Wherever the word "title" turns up in a line of the entries, copy that line.

§ Given records:
※

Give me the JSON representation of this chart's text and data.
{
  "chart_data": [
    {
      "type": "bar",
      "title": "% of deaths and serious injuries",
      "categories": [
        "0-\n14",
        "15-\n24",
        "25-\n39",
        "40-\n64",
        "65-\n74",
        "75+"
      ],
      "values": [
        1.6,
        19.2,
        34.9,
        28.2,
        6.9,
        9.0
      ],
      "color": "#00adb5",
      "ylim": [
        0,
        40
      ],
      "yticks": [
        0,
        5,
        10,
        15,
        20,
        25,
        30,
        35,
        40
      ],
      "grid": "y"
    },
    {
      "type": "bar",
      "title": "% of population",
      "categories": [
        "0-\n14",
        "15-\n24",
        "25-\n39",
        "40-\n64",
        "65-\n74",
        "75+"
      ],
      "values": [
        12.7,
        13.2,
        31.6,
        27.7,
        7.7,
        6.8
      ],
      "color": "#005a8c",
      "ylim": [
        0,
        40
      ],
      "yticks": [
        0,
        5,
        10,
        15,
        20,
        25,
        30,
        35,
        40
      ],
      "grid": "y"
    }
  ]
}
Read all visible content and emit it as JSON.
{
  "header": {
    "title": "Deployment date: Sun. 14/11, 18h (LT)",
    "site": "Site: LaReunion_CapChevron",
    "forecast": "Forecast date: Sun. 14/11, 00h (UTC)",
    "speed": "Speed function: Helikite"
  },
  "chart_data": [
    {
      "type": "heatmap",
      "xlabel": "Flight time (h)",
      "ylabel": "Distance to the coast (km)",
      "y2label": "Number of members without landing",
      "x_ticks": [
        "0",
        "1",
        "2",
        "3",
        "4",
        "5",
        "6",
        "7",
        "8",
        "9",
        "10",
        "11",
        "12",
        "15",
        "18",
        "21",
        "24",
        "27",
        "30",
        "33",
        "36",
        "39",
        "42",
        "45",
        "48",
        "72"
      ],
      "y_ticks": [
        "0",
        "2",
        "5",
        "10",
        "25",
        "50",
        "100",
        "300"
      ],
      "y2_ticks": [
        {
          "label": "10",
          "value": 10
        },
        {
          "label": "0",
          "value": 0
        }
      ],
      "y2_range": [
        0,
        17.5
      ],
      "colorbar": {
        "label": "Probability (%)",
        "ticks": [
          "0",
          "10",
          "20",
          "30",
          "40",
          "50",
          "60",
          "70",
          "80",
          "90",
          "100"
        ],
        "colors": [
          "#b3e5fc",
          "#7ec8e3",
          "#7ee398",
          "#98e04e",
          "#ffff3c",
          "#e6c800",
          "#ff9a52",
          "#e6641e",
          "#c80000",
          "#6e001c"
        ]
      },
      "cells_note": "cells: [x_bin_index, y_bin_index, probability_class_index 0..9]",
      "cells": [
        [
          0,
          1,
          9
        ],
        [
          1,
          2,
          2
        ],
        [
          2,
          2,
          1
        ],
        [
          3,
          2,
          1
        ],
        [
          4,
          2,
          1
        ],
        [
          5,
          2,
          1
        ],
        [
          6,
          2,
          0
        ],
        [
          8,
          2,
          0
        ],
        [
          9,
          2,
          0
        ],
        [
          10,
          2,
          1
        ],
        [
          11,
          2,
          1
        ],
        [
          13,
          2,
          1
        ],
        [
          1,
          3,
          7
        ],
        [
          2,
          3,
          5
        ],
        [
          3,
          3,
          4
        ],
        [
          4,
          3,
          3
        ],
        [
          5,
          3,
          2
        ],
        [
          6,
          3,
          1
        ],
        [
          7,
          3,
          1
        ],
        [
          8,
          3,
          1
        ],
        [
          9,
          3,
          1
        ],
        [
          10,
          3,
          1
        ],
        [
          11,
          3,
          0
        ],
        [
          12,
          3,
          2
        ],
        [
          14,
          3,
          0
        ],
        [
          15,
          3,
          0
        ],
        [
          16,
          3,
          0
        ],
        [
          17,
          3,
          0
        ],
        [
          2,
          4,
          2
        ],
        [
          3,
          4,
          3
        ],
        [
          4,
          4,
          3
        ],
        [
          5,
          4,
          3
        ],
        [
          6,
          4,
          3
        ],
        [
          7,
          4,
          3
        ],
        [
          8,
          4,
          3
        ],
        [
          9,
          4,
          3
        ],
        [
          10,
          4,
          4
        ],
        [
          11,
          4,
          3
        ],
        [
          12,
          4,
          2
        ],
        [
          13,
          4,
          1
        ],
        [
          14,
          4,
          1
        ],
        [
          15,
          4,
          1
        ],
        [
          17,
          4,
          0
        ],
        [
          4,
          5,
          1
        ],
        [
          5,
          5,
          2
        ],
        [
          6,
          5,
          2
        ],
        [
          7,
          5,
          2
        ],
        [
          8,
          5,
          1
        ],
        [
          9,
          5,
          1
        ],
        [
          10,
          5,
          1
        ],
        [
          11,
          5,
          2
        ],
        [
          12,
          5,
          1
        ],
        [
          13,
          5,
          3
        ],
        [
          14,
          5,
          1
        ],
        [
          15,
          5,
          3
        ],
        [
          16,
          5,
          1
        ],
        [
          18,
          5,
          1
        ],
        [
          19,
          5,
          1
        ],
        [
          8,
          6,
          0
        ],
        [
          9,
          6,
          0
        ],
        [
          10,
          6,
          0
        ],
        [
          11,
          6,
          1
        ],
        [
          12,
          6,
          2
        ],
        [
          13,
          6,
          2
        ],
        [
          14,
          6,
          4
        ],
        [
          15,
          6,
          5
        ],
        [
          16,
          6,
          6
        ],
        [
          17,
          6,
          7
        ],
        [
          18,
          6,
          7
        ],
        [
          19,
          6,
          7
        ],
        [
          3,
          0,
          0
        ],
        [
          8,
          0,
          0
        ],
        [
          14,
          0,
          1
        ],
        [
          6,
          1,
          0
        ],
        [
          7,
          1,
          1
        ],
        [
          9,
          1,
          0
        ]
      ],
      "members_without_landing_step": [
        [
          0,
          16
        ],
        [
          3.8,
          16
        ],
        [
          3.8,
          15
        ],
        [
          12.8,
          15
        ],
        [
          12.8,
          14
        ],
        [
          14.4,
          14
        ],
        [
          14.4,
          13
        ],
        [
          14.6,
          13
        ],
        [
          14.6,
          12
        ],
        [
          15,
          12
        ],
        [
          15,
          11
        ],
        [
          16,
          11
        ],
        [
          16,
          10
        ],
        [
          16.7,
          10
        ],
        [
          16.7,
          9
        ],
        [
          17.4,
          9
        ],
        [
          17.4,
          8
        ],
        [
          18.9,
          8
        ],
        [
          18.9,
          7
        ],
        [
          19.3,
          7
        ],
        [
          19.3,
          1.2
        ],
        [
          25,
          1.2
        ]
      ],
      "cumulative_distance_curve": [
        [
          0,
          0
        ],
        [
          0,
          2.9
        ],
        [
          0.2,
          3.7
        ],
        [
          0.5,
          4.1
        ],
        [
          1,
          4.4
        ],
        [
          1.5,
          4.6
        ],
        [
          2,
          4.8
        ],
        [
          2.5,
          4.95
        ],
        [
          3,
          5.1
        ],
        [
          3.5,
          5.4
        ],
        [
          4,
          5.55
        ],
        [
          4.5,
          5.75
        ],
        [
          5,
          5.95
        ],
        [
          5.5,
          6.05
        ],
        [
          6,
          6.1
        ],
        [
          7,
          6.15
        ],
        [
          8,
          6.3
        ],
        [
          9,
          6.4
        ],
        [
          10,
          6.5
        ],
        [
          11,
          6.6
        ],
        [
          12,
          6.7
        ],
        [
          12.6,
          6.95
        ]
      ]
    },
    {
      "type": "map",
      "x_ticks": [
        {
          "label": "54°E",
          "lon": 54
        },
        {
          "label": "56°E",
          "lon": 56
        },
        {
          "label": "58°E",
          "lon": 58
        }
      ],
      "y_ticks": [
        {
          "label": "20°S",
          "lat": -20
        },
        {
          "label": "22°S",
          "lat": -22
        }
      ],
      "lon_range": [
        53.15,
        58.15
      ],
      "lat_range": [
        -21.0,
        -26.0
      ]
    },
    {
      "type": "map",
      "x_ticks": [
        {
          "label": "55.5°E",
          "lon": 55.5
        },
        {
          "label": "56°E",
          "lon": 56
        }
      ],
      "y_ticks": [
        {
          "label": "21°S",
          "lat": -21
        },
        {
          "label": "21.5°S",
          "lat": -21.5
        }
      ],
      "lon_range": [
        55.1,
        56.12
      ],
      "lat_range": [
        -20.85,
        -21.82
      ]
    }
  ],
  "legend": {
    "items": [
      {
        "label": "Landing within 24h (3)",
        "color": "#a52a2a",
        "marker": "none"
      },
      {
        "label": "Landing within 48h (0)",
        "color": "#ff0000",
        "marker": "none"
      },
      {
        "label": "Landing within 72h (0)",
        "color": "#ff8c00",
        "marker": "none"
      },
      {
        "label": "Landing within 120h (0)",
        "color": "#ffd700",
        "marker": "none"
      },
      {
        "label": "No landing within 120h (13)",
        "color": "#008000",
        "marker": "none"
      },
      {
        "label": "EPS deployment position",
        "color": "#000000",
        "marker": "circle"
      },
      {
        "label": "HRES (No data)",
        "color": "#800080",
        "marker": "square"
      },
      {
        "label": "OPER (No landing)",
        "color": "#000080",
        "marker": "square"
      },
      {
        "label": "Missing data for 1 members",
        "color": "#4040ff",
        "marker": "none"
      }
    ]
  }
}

※

§ Problem solution:
      "title": "% of deaths and serious injuries",
      "title": "% of population",
    "title": "Deployment date: Sun. 14/11, 18h (LT)",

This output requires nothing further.